**WHAT YOU WILL DO**
Copy out all the lines where "Shift" shows up.

**EXTRACTED ENTRIES**
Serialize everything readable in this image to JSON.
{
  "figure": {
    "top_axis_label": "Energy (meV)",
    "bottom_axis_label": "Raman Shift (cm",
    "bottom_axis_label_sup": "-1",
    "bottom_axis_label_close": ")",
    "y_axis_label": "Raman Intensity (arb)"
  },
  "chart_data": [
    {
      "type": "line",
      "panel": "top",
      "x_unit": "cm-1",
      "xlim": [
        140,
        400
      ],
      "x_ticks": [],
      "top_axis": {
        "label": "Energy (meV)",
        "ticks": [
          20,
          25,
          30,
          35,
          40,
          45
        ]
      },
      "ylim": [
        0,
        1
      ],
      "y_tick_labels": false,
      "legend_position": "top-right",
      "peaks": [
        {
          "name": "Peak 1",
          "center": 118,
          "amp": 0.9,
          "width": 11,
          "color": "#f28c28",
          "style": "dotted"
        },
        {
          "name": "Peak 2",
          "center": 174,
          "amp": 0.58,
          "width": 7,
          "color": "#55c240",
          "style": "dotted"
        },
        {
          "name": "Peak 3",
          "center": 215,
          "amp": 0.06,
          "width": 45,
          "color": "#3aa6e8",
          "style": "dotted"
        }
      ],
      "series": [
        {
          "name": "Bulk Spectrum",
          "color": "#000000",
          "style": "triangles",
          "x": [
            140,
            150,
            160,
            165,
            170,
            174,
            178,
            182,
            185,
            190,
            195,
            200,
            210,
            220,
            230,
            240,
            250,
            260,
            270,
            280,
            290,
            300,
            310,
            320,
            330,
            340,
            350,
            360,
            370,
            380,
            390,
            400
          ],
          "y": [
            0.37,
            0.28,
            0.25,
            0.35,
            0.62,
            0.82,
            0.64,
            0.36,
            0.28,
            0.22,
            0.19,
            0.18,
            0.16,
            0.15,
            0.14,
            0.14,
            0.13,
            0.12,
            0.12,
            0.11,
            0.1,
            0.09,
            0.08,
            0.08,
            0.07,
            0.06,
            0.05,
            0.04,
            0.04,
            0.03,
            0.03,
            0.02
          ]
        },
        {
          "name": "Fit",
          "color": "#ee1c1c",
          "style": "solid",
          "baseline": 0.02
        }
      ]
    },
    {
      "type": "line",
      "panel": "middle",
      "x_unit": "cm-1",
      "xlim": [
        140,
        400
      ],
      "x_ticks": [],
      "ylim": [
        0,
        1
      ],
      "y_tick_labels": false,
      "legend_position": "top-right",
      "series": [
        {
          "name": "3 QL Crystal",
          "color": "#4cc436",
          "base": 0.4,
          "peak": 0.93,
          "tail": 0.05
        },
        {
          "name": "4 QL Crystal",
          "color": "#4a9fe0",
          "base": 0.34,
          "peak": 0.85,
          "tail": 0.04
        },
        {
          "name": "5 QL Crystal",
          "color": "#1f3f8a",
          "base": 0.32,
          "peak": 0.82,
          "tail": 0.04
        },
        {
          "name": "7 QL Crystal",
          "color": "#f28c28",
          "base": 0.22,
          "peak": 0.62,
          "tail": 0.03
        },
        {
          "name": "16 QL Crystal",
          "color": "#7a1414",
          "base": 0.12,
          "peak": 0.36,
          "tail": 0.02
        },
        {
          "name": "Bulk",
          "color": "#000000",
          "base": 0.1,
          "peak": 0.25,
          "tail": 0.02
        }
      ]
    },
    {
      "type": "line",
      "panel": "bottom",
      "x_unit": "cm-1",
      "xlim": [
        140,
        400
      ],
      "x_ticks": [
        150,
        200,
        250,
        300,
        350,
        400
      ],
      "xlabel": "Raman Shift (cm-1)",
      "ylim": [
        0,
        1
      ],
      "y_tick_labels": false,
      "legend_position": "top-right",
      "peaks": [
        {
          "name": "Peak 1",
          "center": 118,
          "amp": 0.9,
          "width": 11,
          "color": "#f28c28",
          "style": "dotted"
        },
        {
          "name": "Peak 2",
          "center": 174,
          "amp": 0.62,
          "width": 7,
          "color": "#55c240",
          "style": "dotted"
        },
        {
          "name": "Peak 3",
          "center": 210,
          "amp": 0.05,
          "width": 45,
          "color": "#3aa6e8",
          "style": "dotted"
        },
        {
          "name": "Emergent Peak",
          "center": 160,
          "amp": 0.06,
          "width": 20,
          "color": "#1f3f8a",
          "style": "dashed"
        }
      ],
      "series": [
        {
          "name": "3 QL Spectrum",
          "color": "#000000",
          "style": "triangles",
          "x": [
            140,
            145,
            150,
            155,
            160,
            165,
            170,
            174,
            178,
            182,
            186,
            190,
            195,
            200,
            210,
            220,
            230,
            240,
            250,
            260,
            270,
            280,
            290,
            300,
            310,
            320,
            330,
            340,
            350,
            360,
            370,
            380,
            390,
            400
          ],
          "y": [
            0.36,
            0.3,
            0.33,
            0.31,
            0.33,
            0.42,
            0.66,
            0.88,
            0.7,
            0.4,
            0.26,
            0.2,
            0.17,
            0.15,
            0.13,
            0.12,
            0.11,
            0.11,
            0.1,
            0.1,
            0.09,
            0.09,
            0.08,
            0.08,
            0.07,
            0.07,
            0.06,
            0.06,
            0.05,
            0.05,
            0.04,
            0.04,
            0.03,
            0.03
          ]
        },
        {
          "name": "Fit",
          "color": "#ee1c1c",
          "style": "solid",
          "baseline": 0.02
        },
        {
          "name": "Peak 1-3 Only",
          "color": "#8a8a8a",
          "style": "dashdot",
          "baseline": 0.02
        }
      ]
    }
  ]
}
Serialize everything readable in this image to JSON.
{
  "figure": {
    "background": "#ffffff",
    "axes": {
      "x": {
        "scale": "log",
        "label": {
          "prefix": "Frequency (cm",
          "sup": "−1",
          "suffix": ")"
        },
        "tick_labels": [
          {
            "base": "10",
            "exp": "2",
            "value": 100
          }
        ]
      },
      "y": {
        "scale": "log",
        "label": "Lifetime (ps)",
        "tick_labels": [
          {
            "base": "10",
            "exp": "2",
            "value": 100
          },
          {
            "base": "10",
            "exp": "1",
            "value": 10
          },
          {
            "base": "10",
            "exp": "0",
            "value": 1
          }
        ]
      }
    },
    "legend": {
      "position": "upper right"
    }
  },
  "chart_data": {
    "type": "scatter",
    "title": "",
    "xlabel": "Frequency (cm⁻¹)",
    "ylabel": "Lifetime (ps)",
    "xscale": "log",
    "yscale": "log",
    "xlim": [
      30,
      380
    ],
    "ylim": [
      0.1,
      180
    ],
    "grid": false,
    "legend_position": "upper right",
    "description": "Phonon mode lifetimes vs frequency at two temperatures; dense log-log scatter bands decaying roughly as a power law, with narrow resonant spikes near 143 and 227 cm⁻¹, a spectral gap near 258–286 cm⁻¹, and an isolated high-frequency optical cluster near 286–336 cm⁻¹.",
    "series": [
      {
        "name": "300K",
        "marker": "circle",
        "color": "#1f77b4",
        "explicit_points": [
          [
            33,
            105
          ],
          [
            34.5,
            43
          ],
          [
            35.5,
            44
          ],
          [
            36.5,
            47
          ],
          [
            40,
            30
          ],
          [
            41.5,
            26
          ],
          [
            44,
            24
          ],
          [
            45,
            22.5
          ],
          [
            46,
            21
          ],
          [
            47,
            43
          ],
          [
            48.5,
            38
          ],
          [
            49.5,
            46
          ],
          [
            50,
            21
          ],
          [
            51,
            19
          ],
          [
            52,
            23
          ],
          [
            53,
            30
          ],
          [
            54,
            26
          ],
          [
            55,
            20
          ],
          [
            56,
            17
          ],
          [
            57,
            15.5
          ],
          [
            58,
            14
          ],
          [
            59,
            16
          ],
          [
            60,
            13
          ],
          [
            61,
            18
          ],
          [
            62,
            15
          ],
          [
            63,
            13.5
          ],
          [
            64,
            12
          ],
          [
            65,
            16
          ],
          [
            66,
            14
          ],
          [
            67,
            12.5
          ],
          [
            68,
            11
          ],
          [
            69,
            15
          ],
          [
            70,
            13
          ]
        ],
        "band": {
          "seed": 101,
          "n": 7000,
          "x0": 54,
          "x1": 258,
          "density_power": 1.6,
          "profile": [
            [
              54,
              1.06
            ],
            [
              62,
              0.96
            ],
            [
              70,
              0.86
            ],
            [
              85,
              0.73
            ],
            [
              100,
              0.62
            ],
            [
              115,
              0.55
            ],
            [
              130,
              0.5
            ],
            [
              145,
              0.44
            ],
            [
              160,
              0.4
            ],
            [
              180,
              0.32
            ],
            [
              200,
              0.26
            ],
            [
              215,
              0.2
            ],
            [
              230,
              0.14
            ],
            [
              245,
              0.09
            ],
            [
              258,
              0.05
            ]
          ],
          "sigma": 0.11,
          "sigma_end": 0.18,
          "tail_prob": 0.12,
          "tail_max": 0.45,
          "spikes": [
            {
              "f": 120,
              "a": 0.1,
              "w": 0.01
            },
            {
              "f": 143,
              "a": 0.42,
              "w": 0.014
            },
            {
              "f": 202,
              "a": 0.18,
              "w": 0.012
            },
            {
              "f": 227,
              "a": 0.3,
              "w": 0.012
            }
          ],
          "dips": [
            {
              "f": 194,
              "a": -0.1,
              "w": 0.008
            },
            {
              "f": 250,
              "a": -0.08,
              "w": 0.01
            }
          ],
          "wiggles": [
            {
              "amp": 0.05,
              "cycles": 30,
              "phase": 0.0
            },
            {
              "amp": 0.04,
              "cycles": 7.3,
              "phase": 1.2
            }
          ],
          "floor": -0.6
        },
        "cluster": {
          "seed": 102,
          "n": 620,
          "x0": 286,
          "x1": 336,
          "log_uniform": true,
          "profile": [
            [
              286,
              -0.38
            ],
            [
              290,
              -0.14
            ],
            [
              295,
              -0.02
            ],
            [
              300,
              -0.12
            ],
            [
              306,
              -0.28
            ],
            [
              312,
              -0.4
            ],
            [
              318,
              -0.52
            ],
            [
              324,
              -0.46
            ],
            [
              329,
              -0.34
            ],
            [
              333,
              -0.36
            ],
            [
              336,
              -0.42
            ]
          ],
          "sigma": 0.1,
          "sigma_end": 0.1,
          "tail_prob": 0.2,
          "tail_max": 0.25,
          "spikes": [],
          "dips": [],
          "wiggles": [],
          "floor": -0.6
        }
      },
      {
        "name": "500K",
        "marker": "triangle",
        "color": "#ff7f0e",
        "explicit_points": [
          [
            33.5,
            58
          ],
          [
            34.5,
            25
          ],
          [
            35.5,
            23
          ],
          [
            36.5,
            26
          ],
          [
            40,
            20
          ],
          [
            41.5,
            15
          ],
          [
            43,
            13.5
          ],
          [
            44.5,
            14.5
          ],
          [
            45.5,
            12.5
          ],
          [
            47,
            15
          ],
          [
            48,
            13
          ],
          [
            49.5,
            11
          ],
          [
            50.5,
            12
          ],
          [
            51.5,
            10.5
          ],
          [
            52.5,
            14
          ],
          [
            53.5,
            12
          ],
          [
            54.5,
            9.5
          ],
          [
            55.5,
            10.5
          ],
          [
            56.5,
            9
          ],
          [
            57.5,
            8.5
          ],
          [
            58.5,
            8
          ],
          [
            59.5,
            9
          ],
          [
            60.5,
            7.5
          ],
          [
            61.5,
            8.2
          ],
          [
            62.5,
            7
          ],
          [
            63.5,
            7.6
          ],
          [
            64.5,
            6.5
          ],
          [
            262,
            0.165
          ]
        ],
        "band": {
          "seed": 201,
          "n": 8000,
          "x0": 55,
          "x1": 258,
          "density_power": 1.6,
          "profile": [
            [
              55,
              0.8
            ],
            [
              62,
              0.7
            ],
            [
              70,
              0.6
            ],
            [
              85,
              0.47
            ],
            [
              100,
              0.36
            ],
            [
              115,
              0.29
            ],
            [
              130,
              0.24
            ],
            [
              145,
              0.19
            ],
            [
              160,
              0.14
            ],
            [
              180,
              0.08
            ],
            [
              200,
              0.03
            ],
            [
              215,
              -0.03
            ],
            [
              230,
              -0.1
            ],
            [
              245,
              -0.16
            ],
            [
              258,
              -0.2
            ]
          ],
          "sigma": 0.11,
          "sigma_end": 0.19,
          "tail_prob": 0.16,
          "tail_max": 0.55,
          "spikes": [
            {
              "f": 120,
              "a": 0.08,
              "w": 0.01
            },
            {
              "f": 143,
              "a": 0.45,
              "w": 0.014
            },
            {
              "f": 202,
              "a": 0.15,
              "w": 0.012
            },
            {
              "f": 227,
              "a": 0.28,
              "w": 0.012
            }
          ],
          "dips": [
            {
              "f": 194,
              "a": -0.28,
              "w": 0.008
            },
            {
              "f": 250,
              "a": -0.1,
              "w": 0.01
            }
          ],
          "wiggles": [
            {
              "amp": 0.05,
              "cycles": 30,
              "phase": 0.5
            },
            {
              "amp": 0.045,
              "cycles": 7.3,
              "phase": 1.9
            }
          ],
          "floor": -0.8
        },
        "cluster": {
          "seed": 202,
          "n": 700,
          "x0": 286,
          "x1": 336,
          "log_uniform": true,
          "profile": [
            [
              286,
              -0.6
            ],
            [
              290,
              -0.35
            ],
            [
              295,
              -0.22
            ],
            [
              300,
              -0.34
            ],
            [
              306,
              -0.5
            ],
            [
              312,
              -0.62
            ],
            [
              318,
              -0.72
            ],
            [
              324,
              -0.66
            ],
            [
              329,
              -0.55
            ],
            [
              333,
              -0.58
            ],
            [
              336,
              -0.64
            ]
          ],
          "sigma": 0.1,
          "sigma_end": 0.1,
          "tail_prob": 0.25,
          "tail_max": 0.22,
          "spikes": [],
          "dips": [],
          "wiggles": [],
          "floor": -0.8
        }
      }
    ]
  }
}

**RESPONSE BELOW**
    "bottom_axis_label": "Raman Shift (cm",
      "xlabel": "Raman Shift (cm-1)",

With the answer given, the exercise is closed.